Description of the task: Look through the data and write out every line with the word "Gomes" in it.

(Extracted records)
········
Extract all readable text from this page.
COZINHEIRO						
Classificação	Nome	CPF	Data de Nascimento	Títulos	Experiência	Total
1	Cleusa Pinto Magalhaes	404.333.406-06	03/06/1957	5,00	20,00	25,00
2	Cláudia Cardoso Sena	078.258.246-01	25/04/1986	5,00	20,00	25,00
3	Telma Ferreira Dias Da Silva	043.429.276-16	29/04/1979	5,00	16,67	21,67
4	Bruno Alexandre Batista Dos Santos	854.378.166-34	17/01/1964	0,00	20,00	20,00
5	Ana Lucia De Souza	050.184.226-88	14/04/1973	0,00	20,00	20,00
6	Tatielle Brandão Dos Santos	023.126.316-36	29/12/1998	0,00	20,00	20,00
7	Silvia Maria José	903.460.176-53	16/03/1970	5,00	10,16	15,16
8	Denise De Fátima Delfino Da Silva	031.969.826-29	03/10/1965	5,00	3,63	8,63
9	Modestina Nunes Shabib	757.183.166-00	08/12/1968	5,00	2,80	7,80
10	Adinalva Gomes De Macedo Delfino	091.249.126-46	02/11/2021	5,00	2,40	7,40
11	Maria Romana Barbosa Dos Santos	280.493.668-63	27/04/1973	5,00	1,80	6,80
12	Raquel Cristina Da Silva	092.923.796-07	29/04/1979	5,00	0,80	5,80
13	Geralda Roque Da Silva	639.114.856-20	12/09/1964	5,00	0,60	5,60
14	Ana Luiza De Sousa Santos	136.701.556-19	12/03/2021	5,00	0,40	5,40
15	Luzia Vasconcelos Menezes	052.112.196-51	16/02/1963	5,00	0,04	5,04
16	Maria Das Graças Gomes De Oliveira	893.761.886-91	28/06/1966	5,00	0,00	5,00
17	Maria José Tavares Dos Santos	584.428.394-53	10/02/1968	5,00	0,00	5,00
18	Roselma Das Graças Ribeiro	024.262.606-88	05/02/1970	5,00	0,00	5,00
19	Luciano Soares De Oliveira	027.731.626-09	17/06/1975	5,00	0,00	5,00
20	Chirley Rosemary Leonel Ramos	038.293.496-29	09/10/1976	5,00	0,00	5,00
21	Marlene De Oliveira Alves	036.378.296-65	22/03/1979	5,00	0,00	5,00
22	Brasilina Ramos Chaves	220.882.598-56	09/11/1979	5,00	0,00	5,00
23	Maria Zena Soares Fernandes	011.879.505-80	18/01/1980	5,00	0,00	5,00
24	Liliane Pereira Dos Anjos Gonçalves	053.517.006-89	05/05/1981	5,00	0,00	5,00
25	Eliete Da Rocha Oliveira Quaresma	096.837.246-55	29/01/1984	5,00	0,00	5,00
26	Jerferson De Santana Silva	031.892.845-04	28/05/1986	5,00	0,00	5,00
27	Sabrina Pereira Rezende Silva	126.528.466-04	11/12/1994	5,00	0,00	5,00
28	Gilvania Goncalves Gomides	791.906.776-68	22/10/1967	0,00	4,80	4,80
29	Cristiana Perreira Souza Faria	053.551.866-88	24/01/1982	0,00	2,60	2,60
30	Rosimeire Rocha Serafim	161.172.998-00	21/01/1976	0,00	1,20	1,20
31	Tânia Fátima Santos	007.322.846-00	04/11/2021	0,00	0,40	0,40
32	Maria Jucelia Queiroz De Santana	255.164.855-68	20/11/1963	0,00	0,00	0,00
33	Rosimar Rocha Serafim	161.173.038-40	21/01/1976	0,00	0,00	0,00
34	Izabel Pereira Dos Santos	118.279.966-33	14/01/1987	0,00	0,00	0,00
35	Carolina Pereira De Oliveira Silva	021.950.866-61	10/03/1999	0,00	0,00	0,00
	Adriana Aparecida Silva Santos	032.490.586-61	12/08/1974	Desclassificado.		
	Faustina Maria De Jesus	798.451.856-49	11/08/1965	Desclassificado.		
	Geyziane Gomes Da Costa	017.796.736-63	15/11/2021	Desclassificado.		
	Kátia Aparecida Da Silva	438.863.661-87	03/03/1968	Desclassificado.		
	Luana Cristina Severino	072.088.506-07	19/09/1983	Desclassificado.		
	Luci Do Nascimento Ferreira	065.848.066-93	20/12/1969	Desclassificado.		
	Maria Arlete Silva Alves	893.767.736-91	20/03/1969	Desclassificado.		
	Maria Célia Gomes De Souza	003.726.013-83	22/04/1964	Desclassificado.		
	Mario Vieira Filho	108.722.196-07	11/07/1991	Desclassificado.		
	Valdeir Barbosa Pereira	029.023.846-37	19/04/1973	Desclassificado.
········
Finished task:
10	Adinalva Gomes De Macedo Delfino	091.249.126-46	02/11/2021	5,00	2,40	7,40
16	Maria Das Graças Gomes De Oliveira	893.761.886-91	28/06/1966	5,00	0,00	5,00
	Geyziane Gomes Da Costa	017.796.736-63	15/11/2021	Desclassificado.		
	Maria Célia Gomes De Souza	003.726.013-83	22/04/1964	Desclassificado.		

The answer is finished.